***** Data for this exercise *****

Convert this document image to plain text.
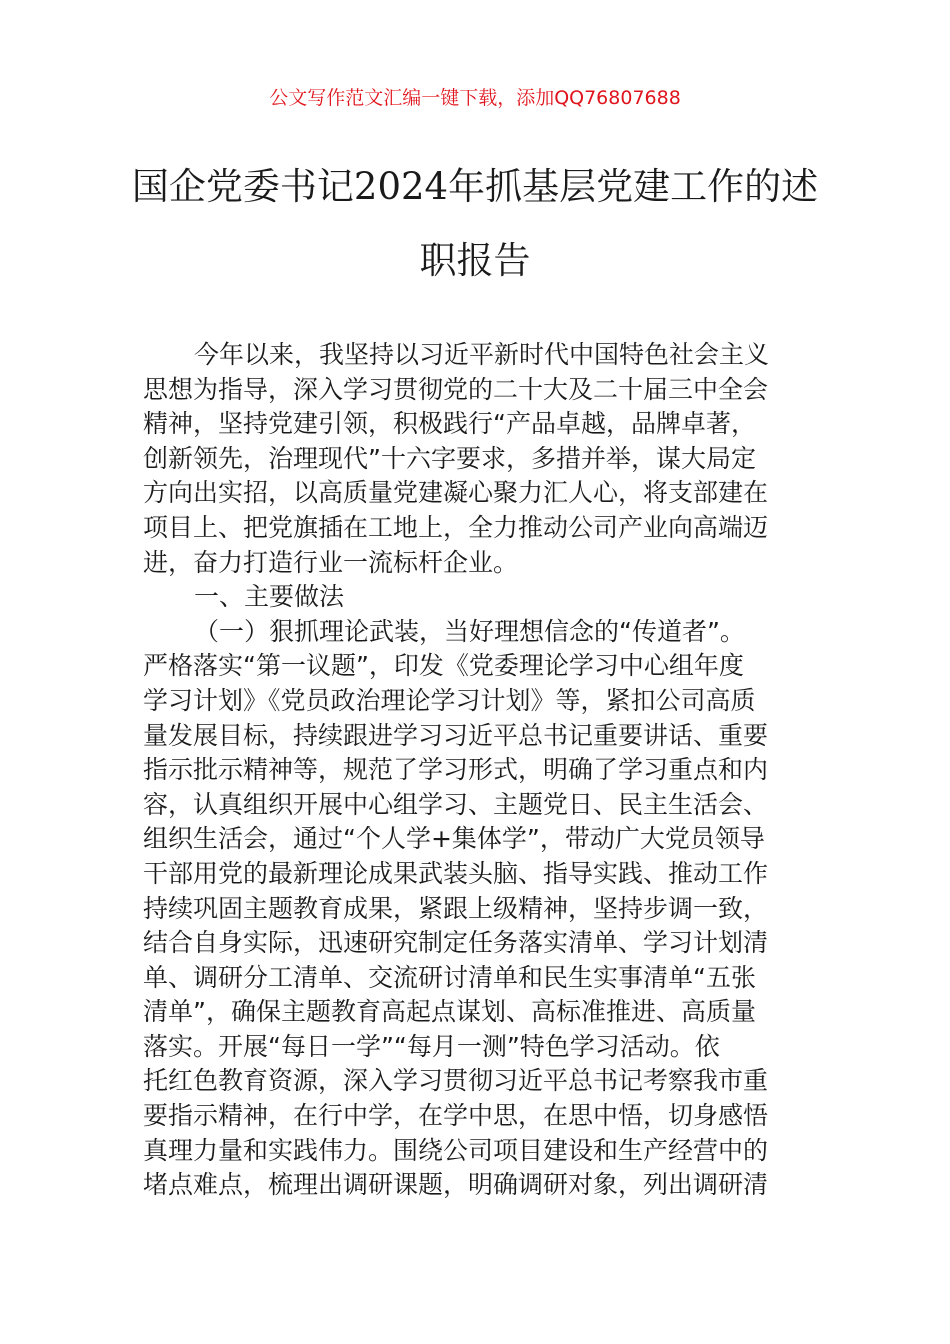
公文写作范文汇编一键下载，添加QQ76807688
国企党委书记2024年抓基层党建工作的述
职报告
今年以来，我坚持以习近平新时代中国特色社会主义
思想为指导，深入学习贯彻党的二十大及二十届三中全会
精神，坚持党建引领，积极践行“产品卓越，品牌卓著，
创新领先，治理现代”十六字要求，多措并举，谋大局定
方向出实招，以高质量党建凝心聚力汇人心，将支部建在
项目上、把党旗插在工地上，全力推动公司产业向高端迈
进，奋力打造行业一流标杆企业。
一、主要做法
（一）狠抓理论武装，当好理想信念的“传道者”。
严格落实“第一议题”，印发《党委理论学习中心组年度
学习计划》《党员政治理论学习计划》等，紧扣公司高质
量发展目标，持续跟进学习习近平总书记重要讲话、重要
指示批示精神等，规范了学习形式，明确了学习重点和内
容，认真组织开展中心组学习、主题党日、民主生活会、
组织生活会，通过“个人学+集体学”，带动广大党员领导
干部用党的最新理论成果武装头脑、指导实践、推动工作
持续巩固主题教育成果，紧跟上级精神，坚持步调一致，
结合自身实际，迅速研究制定任务落实清单、学习计划清
单、调研分工清单、交流研讨清单和民生实事清单“五张
清单”，确保主题教育高起点谋划、高标准推进、高质量
落实。开展“每日一学”“每月一测”特色学习活动。依
托红色教育资源，深入学习贯彻习近平总书记考察我市重
要指示精神，在行中学，在学中思，在思中悟，切身感悟
真理力量和实践伟力。围绕公司项目建设和生产经营中的
堵点难点，梳理出调研课题，明确调研对象，列出调研清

*****

**Required work:** Each entry gets copied exactly; the pictures stay out.

**Output of the exercise:**
Convert this document image to plain text.
公文写作范文汇编一键下载，添加QQ76807688
国企党委书记2024年抓基层党建工作的述
职报告
今年以来，我坚持以习近平新时代中国特色社会主义
思想为指导，深入学习贯彻党的二十大及二十届三中全会
精神，坚持党建引领，积极践行“产品卓越，品牌卓著，
创新领先，治理现代”十六字要求，多措并举，谋大局定
方向出实招，以高质量党建凝心聚力汇人心，将支部建在
项目上、把党旗插在工地上，全力推动公司产业向高端迈
进，奋力打造行业一流标杆企业。
一、主要做法
（一）狠抓理论武装，当好理想信念的“传道者”。
严格落实“第一议题”，印发《党委理论学习中心组年度
学习计划》《党员政治理论学习计划》等，紧扣公司高质
量发展目标，持续跟进学习习近平总书记重要讲话、重要
指示批示精神等，规范了学习形式，明确了学习重点和内
容，认真组织开展中心组学习、主题党日、民主生活会、
组织生活会，通过“个人学+集体学”，带动广大党员领导
干部用党的最新理论成果武装头脑、指导实践、推动工作
持续巩固主题教育成果，紧跟上级精神，坚持步调一致，
结合自身实际，迅速研究制定任务落实清单、学习计划清
单、调研分工清单、交流研讨清单和民生实事清单“五张
清单”，确保主题教育高起点谋划、高标准推进、高质量
落实。开展“每日一学”“每月一测”特色学习活动。依
托红色教育资源，深入学习贯彻习近平总书记考察我市重
要指示精神，在行中学，在学中思，在思中悟，切身感悟
真理力量和实践伟力。围绕公司项目建设和生产经营中的
堵点难点，梳理出调研课题，明确调研对象，列出调研清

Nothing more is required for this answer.